§ Goal of the exercise
Set the listing down again in full, word for word, with the pictures left out.
[start of Input material]
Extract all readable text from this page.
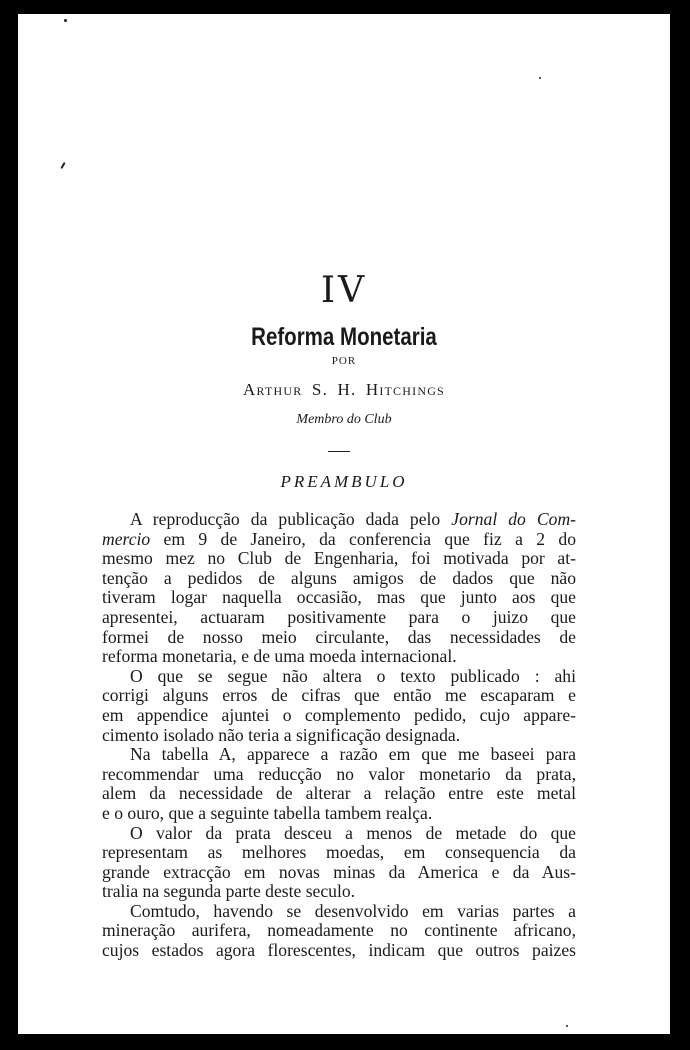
IV
Reforma Monetaria
POR
Arthur S. H. Hitchings
Membro do Club
PREAMBULO
A reproducção da publicação dada pelo Jornal do Com-
mercio em 9 de Janeiro, da conferencia que fiz a 2 do
mesmo mez no Club de Engenharia, foi motivada por at-
tenção a pedidos de alguns amigos de dados que não
tiveram logar naquella occasião, mas que junto aos que
apresentei, actuaram positivamente para o juizo que
formei de nosso meio circulante, das necessidades de
reforma monetaria, e de uma moeda internacional.
O que se segue não altera o texto publicado : ahi
corrigi alguns erros de cifras que então me escaparam e
em appendice ajuntei o complemento pedido, cujo appare-
cimento isolado não teria a significação designada.
Na tabella A, apparece a razão em que me baseei para
recommendar uma reducção no valor monetario da prata,
alem da necessidade de alterar a relação entre este metal
e o ouro, que a seguinte tabella tambem realça.
O valor da prata desceu a menos de metade do que
representam as melhores moedas, em consequencia da
grande extracção em novas minas da America e da Aus-
tralia na segunda parte deste seculo.
Comtudo, havendo se desenvolvido em varias partes a
mineração aurifera, nomeadamente no continente africano,
cujos estados agora florescentes, indicam que outros paizes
[end of Input material]
§ Full solution
Extract all readable text from this page.
IV
Reforma Monetaria
POR
Arthur S. H. Hitchings
Membro do Club
PREAMBULO
A reproducção da publicação dada pelo Jornal do Com-
mercio em 9 de Janeiro, da conferencia que fiz a 2 do
mesmo mez no Club de Engenharia, foi motivada por at-
tenção a pedidos de alguns amigos de dados que não
tiveram logar naquella occasião, mas que junto aos que
apresentei, actuaram positivamente para o juizo que
formei de nosso meio circulante, das necessidades de
reforma monetaria, e de uma moeda internacional.
O que se segue não altera o texto publicado : ahi
corrigi alguns erros de cifras que então me escaparam e
em appendice ajuntei o complemento pedido, cujo appare-
cimento isolado não teria a significação designada.
Na tabella A, apparece a razão em que me baseei para
recommendar uma reducção no valor monetario da prata,
alem da necessidade de alterar a relação entre este metal
e o ouro, que a seguinte tabella tambem realça.
O valor da prata desceu a menos de metade do que
representam as melhores moedas, em consequencia da
grande extracção em novas minas da America e da Aus-
tralia na segunda parte deste seculo.
Comtudo, havendo se desenvolvido em varias partes a
mineração aurifera, nomeadamente no continente africano,
cujos estados agora florescentes, indicam que outros paizes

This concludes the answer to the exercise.